Can you give all the records again without altering a single character?

### Stored data ###

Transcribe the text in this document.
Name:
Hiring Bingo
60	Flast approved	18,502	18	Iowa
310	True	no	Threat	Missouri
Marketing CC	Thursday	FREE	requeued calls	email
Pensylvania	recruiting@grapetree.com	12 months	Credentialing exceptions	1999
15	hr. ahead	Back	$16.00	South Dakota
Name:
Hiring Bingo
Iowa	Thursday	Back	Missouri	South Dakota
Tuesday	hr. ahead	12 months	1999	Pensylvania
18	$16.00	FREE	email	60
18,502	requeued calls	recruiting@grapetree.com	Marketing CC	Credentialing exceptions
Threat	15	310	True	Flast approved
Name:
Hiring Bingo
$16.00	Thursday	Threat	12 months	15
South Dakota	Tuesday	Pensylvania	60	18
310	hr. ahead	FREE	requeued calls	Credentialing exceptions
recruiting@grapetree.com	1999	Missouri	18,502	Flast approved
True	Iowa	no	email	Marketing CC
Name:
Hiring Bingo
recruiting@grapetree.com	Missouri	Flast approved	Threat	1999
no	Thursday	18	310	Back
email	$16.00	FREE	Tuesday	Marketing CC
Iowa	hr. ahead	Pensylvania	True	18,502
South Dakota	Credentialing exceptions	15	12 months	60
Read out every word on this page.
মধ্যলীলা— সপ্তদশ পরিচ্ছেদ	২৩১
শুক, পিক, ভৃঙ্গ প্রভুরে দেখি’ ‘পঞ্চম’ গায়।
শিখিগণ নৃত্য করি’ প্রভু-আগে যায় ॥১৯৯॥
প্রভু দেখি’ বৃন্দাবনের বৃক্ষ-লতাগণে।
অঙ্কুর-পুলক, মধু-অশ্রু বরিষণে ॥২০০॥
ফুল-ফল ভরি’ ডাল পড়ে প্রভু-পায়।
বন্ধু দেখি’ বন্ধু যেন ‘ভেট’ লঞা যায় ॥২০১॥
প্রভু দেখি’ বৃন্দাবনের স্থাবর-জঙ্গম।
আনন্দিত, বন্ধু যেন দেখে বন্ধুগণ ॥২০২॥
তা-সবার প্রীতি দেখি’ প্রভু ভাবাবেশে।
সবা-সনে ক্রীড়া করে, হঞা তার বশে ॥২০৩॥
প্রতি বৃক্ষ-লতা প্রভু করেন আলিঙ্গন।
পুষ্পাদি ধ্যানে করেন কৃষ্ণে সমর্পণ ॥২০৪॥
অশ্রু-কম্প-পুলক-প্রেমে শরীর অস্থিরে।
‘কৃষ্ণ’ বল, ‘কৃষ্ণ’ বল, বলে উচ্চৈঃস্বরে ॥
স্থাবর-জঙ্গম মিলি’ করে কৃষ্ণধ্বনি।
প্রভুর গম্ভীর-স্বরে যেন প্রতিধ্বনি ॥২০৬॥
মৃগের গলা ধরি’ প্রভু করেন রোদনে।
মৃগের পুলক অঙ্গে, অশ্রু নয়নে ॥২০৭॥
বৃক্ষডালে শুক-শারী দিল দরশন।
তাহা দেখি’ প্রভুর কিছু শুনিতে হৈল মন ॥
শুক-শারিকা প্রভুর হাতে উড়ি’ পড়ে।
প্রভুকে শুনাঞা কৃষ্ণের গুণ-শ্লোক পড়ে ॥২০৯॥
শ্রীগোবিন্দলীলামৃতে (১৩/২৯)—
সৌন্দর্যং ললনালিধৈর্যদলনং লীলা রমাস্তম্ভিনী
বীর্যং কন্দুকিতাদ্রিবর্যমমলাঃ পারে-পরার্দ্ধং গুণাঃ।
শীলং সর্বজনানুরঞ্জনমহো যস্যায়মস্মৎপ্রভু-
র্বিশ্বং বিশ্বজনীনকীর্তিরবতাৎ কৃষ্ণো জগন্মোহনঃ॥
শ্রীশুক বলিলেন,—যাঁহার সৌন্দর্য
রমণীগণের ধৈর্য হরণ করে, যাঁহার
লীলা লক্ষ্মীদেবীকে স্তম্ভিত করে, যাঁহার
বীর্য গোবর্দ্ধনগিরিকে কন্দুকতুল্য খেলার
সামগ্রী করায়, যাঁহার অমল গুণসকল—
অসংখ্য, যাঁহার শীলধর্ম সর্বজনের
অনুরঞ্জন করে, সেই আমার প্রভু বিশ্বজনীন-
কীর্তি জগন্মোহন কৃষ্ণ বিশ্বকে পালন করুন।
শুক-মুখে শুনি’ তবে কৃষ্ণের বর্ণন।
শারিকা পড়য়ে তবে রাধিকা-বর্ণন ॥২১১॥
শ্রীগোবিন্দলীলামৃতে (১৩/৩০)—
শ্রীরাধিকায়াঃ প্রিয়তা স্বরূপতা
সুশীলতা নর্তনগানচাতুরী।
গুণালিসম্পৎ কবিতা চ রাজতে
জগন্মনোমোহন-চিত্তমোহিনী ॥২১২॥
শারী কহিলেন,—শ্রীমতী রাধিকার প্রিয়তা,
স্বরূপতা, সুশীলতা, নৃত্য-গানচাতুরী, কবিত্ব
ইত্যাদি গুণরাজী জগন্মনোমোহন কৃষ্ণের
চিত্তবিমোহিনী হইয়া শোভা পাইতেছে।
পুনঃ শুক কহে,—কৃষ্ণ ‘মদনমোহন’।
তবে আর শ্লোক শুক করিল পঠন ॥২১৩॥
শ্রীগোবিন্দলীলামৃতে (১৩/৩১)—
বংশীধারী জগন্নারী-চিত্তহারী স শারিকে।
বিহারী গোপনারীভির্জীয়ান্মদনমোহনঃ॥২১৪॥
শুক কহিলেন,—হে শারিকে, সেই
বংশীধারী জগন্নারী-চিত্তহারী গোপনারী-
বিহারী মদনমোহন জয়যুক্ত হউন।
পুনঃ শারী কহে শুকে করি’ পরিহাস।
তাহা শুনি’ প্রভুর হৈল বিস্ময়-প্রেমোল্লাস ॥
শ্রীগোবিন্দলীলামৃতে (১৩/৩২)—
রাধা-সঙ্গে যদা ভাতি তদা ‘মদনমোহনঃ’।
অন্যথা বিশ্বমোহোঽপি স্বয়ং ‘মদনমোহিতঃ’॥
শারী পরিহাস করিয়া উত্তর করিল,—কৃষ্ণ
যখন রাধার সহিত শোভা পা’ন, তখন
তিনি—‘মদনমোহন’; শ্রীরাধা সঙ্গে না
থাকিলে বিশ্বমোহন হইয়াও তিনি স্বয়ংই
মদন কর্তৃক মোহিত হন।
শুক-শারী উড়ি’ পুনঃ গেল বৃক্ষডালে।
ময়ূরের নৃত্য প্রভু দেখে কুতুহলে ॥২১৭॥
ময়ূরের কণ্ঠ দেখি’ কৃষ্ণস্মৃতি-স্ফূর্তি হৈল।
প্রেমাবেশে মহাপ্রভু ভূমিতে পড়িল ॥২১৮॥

###

**Exercise response**
Transcribe the text in this document.
Name:
Hiring Bingo
60	Flast approved	18,502	18	Iowa
310	True	no	Threat	Missouri
Marketing CC	Thursday	FREE	requeued calls	email
Pensylvania	recruiting@grapetree.com	12 months	Credentialing exceptions	1999
15	hr. ahead	Back	$16.00	South Dakota
Name:
Hiring Bingo
Iowa	Thursday	Back	Missouri	South Dakota
Tuesday	hr. ahead	12 months	1999	Pensylvania
18	$16.00	FREE	email	60
18,502	requeued calls	recruiting@grapetree.com	Marketing CC	Credentialing exceptions
Threat	15	310	True	Flast approved
Name:
Hiring Bingo
$16.00	Thursday	Threat	12 months	15
South Dakota	Tuesday	Pensylvania	60	18
310	hr. ahead	FREE	requeued calls	Credentialing exceptions
recruiting@grapetree.com	1999	Missouri	18,502	Flast approved
True	Iowa	no	email	Marketing CC
Name:
Hiring Bingo
recruiting@grapetree.com	Missouri	Flast approved	Threat	1999
no	Thursday	18	310	Back
email	$16.00	FREE	Tuesday	Marketing CC
Iowa	hr. ahead	Pensylvania	True	18,502
South Dakota	Credentialing exceptions	15	12 months	60
Read out every word on this page.
মধ্যলীলা— সপ্তদশ পরিচ্ছেদ	২৩১
শুক, পিক, ভৃঙ্গ প্রভুরে দেখি’ ‘পঞ্চম’ গায়।
শিখিগণ নৃত্য করি’ প্রভু-আগে যায় ॥১৯৯॥
প্রভু দেখি’ বৃন্দাবনের বৃক্ষ-লতাগণে।
অঙ্কুর-পুলক, মধু-অশ্রু বরিষণে ॥২০০॥
ফুল-ফল ভরি’ ডাল পড়ে প্রভু-পায়।
বন্ধু দেখি’ বন্ধু যেন ‘ভেট’ লঞা যায় ॥২০১॥
প্রভু দেখি’ বৃন্দাবনের স্থাবর-জঙ্গম।
আনন্দিত, বন্ধু যেন দেখে বন্ধুগণ ॥২০২॥
তা-সবার প্রীতি দেখি’ প্রভু ভাবাবেশে।
সবা-সনে ক্রীড়া করে, হঞা তার বশে ॥২০৩॥
প্রতি বৃক্ষ-লতা প্রভু করেন আলিঙ্গন।
পুষ্পাদি ধ্যানে করেন কৃষ্ণে সমর্পণ ॥২০৪॥
অশ্রু-কম্প-পুলক-প্রেমে শরীর অস্থিরে।
‘কৃষ্ণ’ বল, ‘কৃষ্ণ’ বল, বলে উচ্চৈঃস্বরে ॥
স্থাবর-জঙ্গম মিলি’ করে কৃষ্ণধ্বনি।
প্রভুর গম্ভীর-স্বরে যেন প্রতিধ্বনি ॥২০৬॥
মৃগের গলা ধরি’ প্রভু করেন রোদনে।
মৃগের পুলক অঙ্গে, অশ্রু নয়নে ॥২০৭॥
বৃক্ষডালে শুক-শারী দিল দরশন।
তাহা দেখি’ প্রভুর কিছু শুনিতে হৈল মন ॥
শুক-শারিকা প্রভুর হাতে উড়ি’ পড়ে।
প্রভুকে শুনাঞা কৃষ্ণের গুণ-শ্লোক পড়ে ॥২০৯॥
শ্রীগোবিন্দলীলামৃতে (১৩/২৯)—
সৌন্দর্যং ললনালিধৈর্যদলনং লীলা রমাস্তম্ভিনী
বীর্যং কন্দুকিতাদ্রিবর্যমমলাঃ পারে-পরার্দ্ধং গুণাঃ।
শীলং সর্বজনানুরঞ্জনমহো যস্যায়মস্মৎপ্রভু-
র্বিশ্বং বিশ্বজনীনকীর্তিরবতাৎ কৃষ্ণো জগন্মোহনঃ॥
শ্রীশুক বলিলেন,—যাঁহার সৌন্দর্য
রমণীগণের ধৈর্য হরণ করে, যাঁহার
লীলা লক্ষ্মীদেবীকে স্তম্ভিত করে, যাঁহার
বীর্য গোবর্দ্ধনগিরিকে কন্দুকতুল্য খেলার
সামগ্রী করায়, যাঁহার অমল গুণসকল—
অসংখ্য, যাঁহার শীলধর্ম সর্বজনের
অনুরঞ্জন করে, সেই আমার প্রভু বিশ্বজনীন-
কীর্তি জগন্মোহন কৃষ্ণ বিশ্বকে পালন করুন।
শুক-মুখে শুনি’ তবে কৃষ্ণের বর্ণন।
শারিকা পড়য়ে তবে রাধিকা-বর্ণন ॥২১১॥
শ্রীগোবিন্দলীলামৃতে (১৩/৩০)—
শ্রীরাধিকায়াঃ প্রিয়তা স্বরূপতা
সুশীলতা নর্তনগানচাতুরী।
গুণালিসম্পৎ কবিতা চ রাজতে
জগন্মনোমোহন-চিত্তমোহিনী ॥২১২॥
শারী কহিলেন,—শ্রীমতী রাধিকার প্রিয়তা,
স্বরূপতা, সুশীলতা, নৃত্য-গানচাতুরী, কবিত্ব
ইত্যাদি গুণরাজী জগন্মনোমোহন কৃষ্ণের
চিত্তবিমোহিনী হইয়া শোভা পাইতেছে।
পুনঃ শুক কহে,—কৃষ্ণ ‘মদনমোহন’।
তবে আর শ্লোক শুক করিল পঠন ॥২১৩॥
শ্রীগোবিন্দলীলামৃতে (১৩/৩১)—
বংশীধারী জগন্নারী-চিত্তহারী স শারিকে।
বিহারী গোপনারীভির্জীয়ান্মদনমোহনঃ॥২১৪॥
শুক কহিলেন,—হে শারিকে, সেই
বংশীধারী জগন্নারী-চিত্তহারী গোপনারী-
বিহারী মদনমোহন জয়যুক্ত হউন।
পুনঃ শারী কহে শুকে করি’ পরিহাস।
তাহা শুনি’ প্রভুর হৈল বিস্ময়-প্রেমোল্লাস ॥
শ্রীগোবিন্দলীলামৃতে (১৩/৩২)—
রাধা-সঙ্গে যদা ভাতি তদা ‘মদনমোহনঃ’।
অন্যথা বিশ্বমোহোঽপি স্বয়ং ‘মদনমোহিতঃ’॥
শারী পরিহাস করিয়া উত্তর করিল,—কৃষ্ণ
যখন রাধার সহিত শোভা পা’ন, তখন
তিনি—‘মদনমোহন’; শ্রীরাধা সঙ্গে না
থাকিলে বিশ্বমোহন হইয়াও তিনি স্বয়ংই
মদন কর্তৃক মোহিত হন।
শুক-শারী উড়ি’ পুনঃ গেল বৃক্ষডালে।
ময়ূরের নৃত্য প্রভু দেখে কুতুহলে ॥২১৭॥
ময়ূরের কণ্ঠ দেখি’ কৃষ্ণস্মৃতি-স্ফূর্তি হৈল।
প্রেমাবেশে মহাপ্রভু ভূমিতে পড়িল ॥২১৮॥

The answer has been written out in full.